* _DIRECTIONS FOR THIS TASK_: Gather up every line that includes the string "minst".

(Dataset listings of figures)
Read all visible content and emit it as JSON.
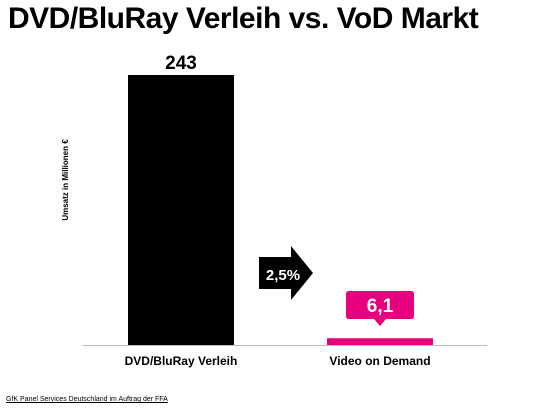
{
  "title": "DVD/BluRay Verleih vs. VoD Markt",
  "chart_data": {
    "type": "bar",
    "ylabel": "Umsatz in Millionen €",
    "categories": [
      "DVD/BluRay Verleih",
      "Video on Demand"
    ],
    "values": [
      243,
      6.1
    ],
    "value_labels": [
      "243",
      "6,1"
    ],
    "ylim": [
      0,
      270
    ],
    "colors": [
      "#000000",
      "#e6007e"
    ],
    "grid": false,
    "legend": "none",
    "annotation": {
      "text": "2,5%",
      "shape": "arrow-right"
    }
  },
  "source": "GfK Panel Services Deutschland im Auftrag der FFA",
  "colors": {
    "accent": "#e6007e",
    "bar_primary": "#000000"
  }
}
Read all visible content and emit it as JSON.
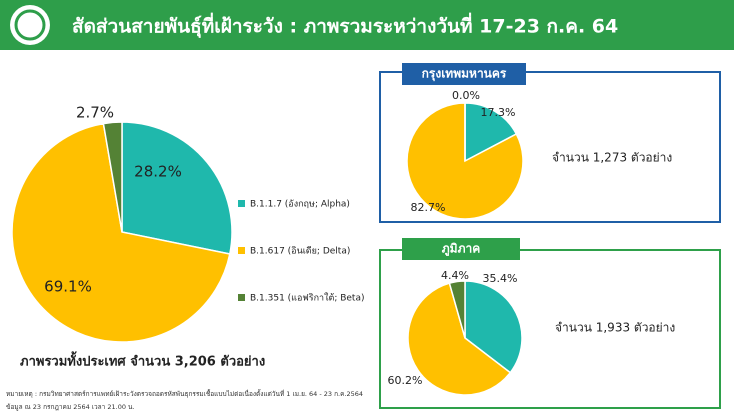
{
  "header": {
    "title": "สัดส่วนสายพันธุ์ที่เฝ้าระวัง : ภาพรวมระหว่างวันที่ 17-23 ก.ค. 64"
  },
  "chart_data": [
    {
      "type": "pie",
      "title": "ภาพรวมทั้งประเทศ จำนวน 3,206 ตัวอย่าง",
      "categories": [
        "B.1.1.7 (อังกฤษ; Alpha)",
        "B.1.617 (อินเดีย; Delta)",
        "B.1.351 (แอฟริกาใต้; Beta)"
      ],
      "values": [
        28.2,
        69.1,
        2.7
      ],
      "value_labels": [
        "28.2%",
        "69.1%",
        "2.7%"
      ],
      "colors": [
        "#1fb8ac",
        "#ffc000",
        "#548235"
      ],
      "legend": "right"
    },
    {
      "type": "pie",
      "title": "กรุงเทพมหานคร",
      "annotation": "จำนวน 1,273 ตัวอย่าง",
      "values": [
        17.3,
        82.7,
        0.0
      ],
      "value_labels": [
        "17.3%",
        "82.7%",
        "0.0%"
      ],
      "colors": [
        "#1fb8ac",
        "#ffc000",
        "#548235"
      ]
    },
    {
      "type": "pie",
      "title": "ภูมิภาค",
      "annotation": "จำนวน 1,933 ตัวอย่าง",
      "values": [
        35.4,
        60.2,
        4.4
      ],
      "value_labels": [
        "35.4%",
        "60.2%",
        "4.4%"
      ],
      "colors": [
        "#1fb8ac",
        "#ffc000",
        "#548235"
      ]
    }
  ],
  "notes": [
    "หมายเหตุ : กรมวิทยาศาสตร์การแพทย์เฝ้าระวังตรวจถอดรหัสพันธุกรรมเชื้อแบบไม่ต่อเนื่องตั้งแต่วันที่ 1 เม.ย. 64 - 23 ก.ค.2564",
    "ข้อมูล ณ 23 กรกฎาคม 2564 เวลา 21.00 น."
  ]
}
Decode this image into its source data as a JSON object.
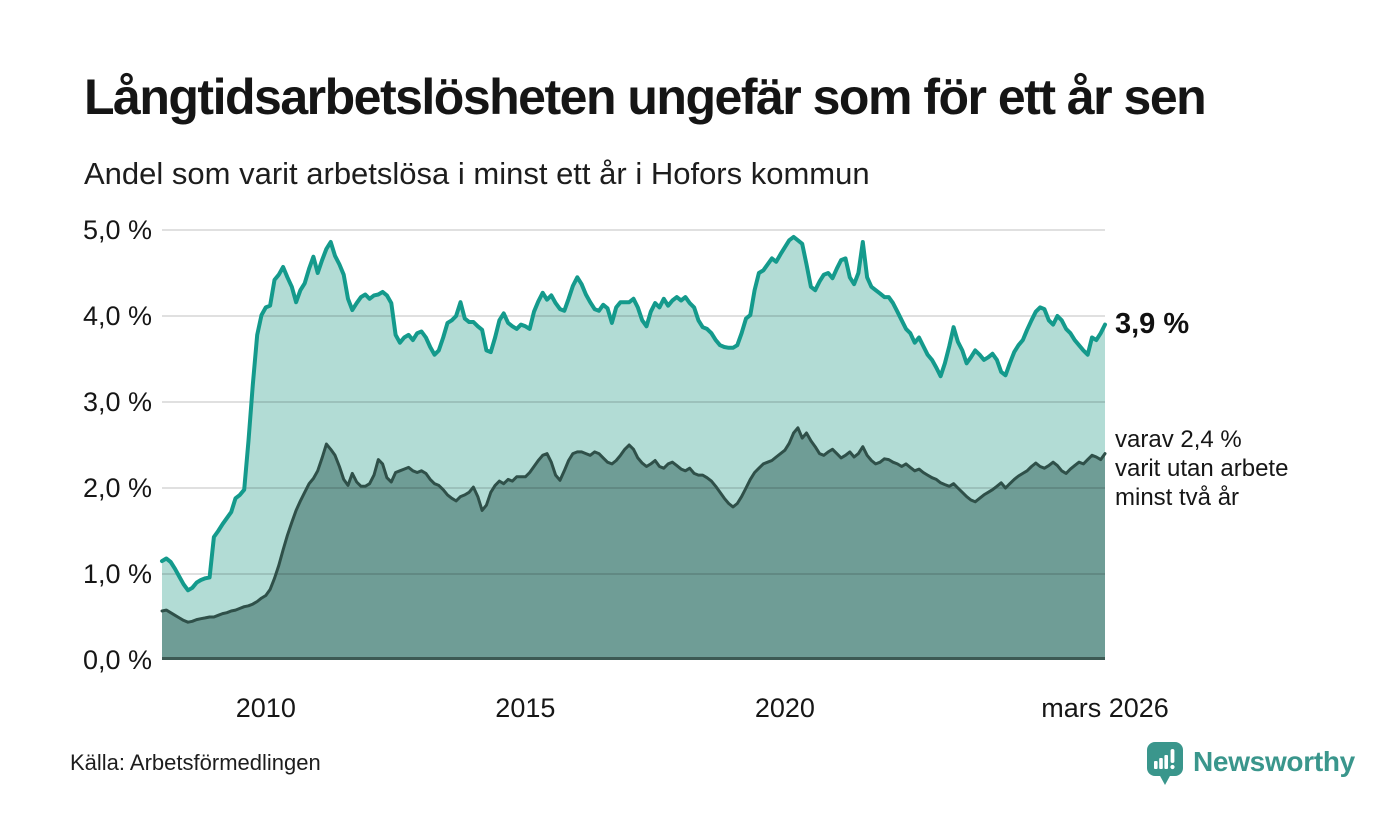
{
  "header": {
    "title": "Långtidsarbetslösheten ungefär som för ett år sen",
    "subtitle": "Andel som varit arbetslösa i minst ett år i Hofors kommun"
  },
  "colors": {
    "accent_teal": "#149a8c",
    "fill_light": "#b2dcd5",
    "dark_line": "#2f5049",
    "fill_dark": "#6f9d96",
    "grid": "#e2e2e2",
    "axis_baseline": "#3d5a54",
    "brand_teal": "#3a968c",
    "text": "#161616"
  },
  "chart_data": {
    "type": "area",
    "title": "Långtidsarbetslösheten ungefär som för ett år sen",
    "subtitle": "Andel som varit arbetslösa i minst ett år i Hofors kommun",
    "unit": "%",
    "grid": true,
    "legend_position": "none",
    "x_start_year": 2008,
    "x_start_month": 1,
    "x_end_year": 2026,
    "x_end_month": 3,
    "ylim": [
      0,
      5
    ],
    "y_ticks": [
      {
        "label": "0,0 %",
        "v": 0
      },
      {
        "label": "1,0 %",
        "v": 1
      },
      {
        "label": "2,0 %",
        "v": 2
      },
      {
        "label": "3,0 %",
        "v": 3
      },
      {
        "label": "4,0 %",
        "v": 4
      },
      {
        "label": "5,0 %",
        "v": 5
      }
    ],
    "x_ticks": [
      {
        "label": "2010",
        "t": 2010.0
      },
      {
        "label": "2015",
        "t": 2015.0
      },
      {
        "label": "2020",
        "t": 2020.0
      },
      {
        "label": "mars 2026",
        "t": 2026.1667
      }
    ],
    "series": [
      {
        "name": "Andel arbetslösa minst ett år",
        "line_color": "#149a8c",
        "fill_color": "#b2dcd5",
        "line_width": 4,
        "last_value": 3.9,
        "values": [
          1.15,
          1.18,
          1.14,
          1.06,
          0.97,
          0.88,
          0.81,
          0.84,
          0.9,
          0.93,
          0.95,
          0.96,
          1.43,
          1.5,
          1.58,
          1.65,
          1.72,
          1.88,
          1.92,
          1.98,
          2.55,
          3.2,
          3.78,
          4.01,
          4.1,
          4.12,
          4.42,
          4.48,
          4.57,
          4.45,
          4.34,
          4.16,
          4.3,
          4.38,
          4.55,
          4.69,
          4.5,
          4.65,
          4.78,
          4.86,
          4.7,
          4.6,
          4.48,
          4.2,
          4.07,
          4.15,
          4.22,
          4.25,
          4.2,
          4.24,
          4.25,
          4.28,
          4.24,
          4.15,
          3.78,
          3.69,
          3.75,
          3.78,
          3.72,
          3.8,
          3.82,
          3.75,
          3.64,
          3.55,
          3.6,
          3.75,
          3.92,
          3.95,
          4.0,
          4.16,
          3.97,
          3.93,
          3.93,
          3.88,
          3.84,
          3.6,
          3.58,
          3.75,
          3.95,
          4.03,
          3.92,
          3.88,
          3.85,
          3.9,
          3.88,
          3.85,
          4.05,
          4.17,
          4.27,
          4.19,
          4.24,
          4.15,
          4.08,
          4.06,
          4.2,
          4.35,
          4.45,
          4.37,
          4.25,
          4.16,
          4.08,
          4.06,
          4.13,
          4.09,
          3.92,
          4.1,
          4.16,
          4.16,
          4.16,
          4.2,
          4.1,
          3.95,
          3.88,
          4.05,
          4.15,
          4.1,
          4.2,
          4.12,
          4.18,
          4.22,
          4.18,
          4.22,
          4.15,
          4.1,
          3.95,
          3.87,
          3.85,
          3.8,
          3.72,
          3.66,
          3.64,
          3.63,
          3.63,
          3.66,
          3.8,
          3.97,
          4.01,
          4.3,
          4.5,
          4.53,
          4.6,
          4.67,
          4.63,
          4.72,
          4.8,
          4.88,
          4.92,
          4.88,
          4.84,
          4.6,
          4.34,
          4.3,
          4.4,
          4.48,
          4.5,
          4.44,
          4.55,
          4.65,
          4.67,
          4.45,
          4.37,
          4.5,
          4.86,
          4.45,
          4.34,
          4.3,
          4.26,
          4.22,
          4.22,
          4.15,
          4.05,
          3.95,
          3.85,
          3.8,
          3.69,
          3.75,
          3.65,
          3.55,
          3.49,
          3.4,
          3.3,
          3.45,
          3.65,
          3.87,
          3.7,
          3.6,
          3.45,
          3.52,
          3.6,
          3.55,
          3.49,
          3.52,
          3.56,
          3.49,
          3.35,
          3.31,
          3.45,
          3.58,
          3.66,
          3.72,
          3.84,
          3.95,
          4.05,
          4.1,
          4.08,
          3.95,
          3.9,
          4.0,
          3.95,
          3.85,
          3.8,
          3.72,
          3.66,
          3.6,
          3.55,
          3.75,
          3.72,
          3.8,
          3.9
        ]
      },
      {
        "name": "varav utan arbete minst två år",
        "line_color": "#2f5049",
        "fill_color": "#6f9d96",
        "line_width": 3,
        "last_value": 2.4,
        "values": [
          0.57,
          0.58,
          0.55,
          0.52,
          0.49,
          0.46,
          0.44,
          0.45,
          0.47,
          0.48,
          0.49,
          0.5,
          0.5,
          0.52,
          0.54,
          0.55,
          0.57,
          0.58,
          0.6,
          0.62,
          0.63,
          0.65,
          0.68,
          0.72,
          0.75,
          0.82,
          0.95,
          1.1,
          1.28,
          1.45,
          1.6,
          1.74,
          1.85,
          1.95,
          2.05,
          2.11,
          2.2,
          2.35,
          2.51,
          2.45,
          2.38,
          2.25,
          2.1,
          2.03,
          2.17,
          2.07,
          2.02,
          2.02,
          2.05,
          2.15,
          2.33,
          2.28,
          2.12,
          2.07,
          2.18,
          2.2,
          2.22,
          2.24,
          2.2,
          2.18,
          2.2,
          2.17,
          2.1,
          2.05,
          2.03,
          1.98,
          1.92,
          1.88,
          1.85,
          1.9,
          1.92,
          1.95,
          2.01,
          1.9,
          1.74,
          1.8,
          1.95,
          2.03,
          2.08,
          2.05,
          2.1,
          2.08,
          2.13,
          2.13,
          2.13,
          2.18,
          2.25,
          2.32,
          2.38,
          2.4,
          2.3,
          2.15,
          2.09,
          2.2,
          2.32,
          2.4,
          2.42,
          2.42,
          2.4,
          2.38,
          2.42,
          2.4,
          2.35,
          2.3,
          2.28,
          2.32,
          2.38,
          2.45,
          2.5,
          2.45,
          2.35,
          2.29,
          2.25,
          2.28,
          2.32,
          2.25,
          2.23,
          2.28,
          2.3,
          2.26,
          2.22,
          2.2,
          2.23,
          2.17,
          2.15,
          2.15,
          2.12,
          2.08,
          2.02,
          1.95,
          1.88,
          1.82,
          1.78,
          1.82,
          1.9,
          2.0,
          2.1,
          2.18,
          2.23,
          2.28,
          2.3,
          2.32,
          2.36,
          2.4,
          2.44,
          2.52,
          2.64,
          2.7,
          2.58,
          2.64,
          2.55,
          2.48,
          2.4,
          2.38,
          2.42,
          2.45,
          2.4,
          2.35,
          2.38,
          2.42,
          2.36,
          2.4,
          2.48,
          2.38,
          2.32,
          2.28,
          2.3,
          2.34,
          2.33,
          2.3,
          2.28,
          2.25,
          2.28,
          2.24,
          2.2,
          2.22,
          2.18,
          2.15,
          2.12,
          2.1,
          2.06,
          2.04,
          2.02,
          2.05,
          2.0,
          1.95,
          1.9,
          1.86,
          1.84,
          1.88,
          1.92,
          1.95,
          1.98,
          2.02,
          2.06,
          2.0,
          2.05,
          2.1,
          2.14,
          2.17,
          2.2,
          2.25,
          2.29,
          2.25,
          2.23,
          2.26,
          2.3,
          2.26,
          2.2,
          2.17,
          2.22,
          2.26,
          2.3,
          2.28,
          2.33,
          2.38,
          2.36,
          2.33,
          2.4
        ]
      }
    ],
    "annotations": {
      "value_label": "3,9 %",
      "secondary_lines": [
        "varav 2,4 %",
        "varit utan arbete",
        "minst två år"
      ]
    }
  },
  "footer": {
    "source": "Källa: Arbetsförmedlingen",
    "brand": "Newsworthy"
  }
}
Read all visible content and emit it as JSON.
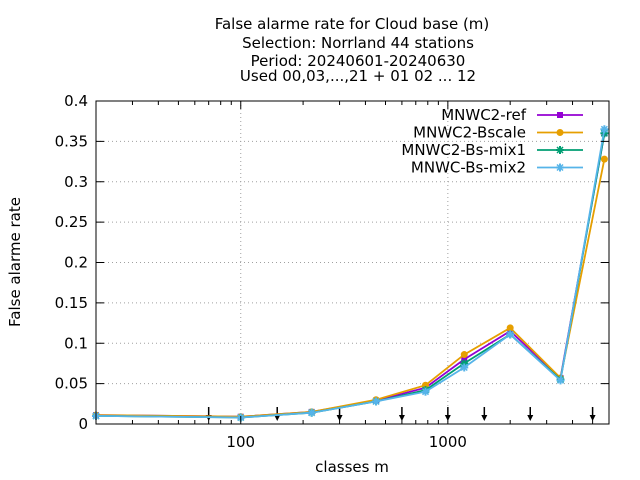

* _TASK OUTPUT_:
    "subtitle": "Andel som varit arbetslösa i minst ett år i Hofors kommun"
    "subtitle": "Andel som varit arbetslösa i minst ett år i Hofors kommun",
        "name": "Andel arbetslösa minst ett år",
        "name": "varav utan arbete minst två år",
        "minst två år"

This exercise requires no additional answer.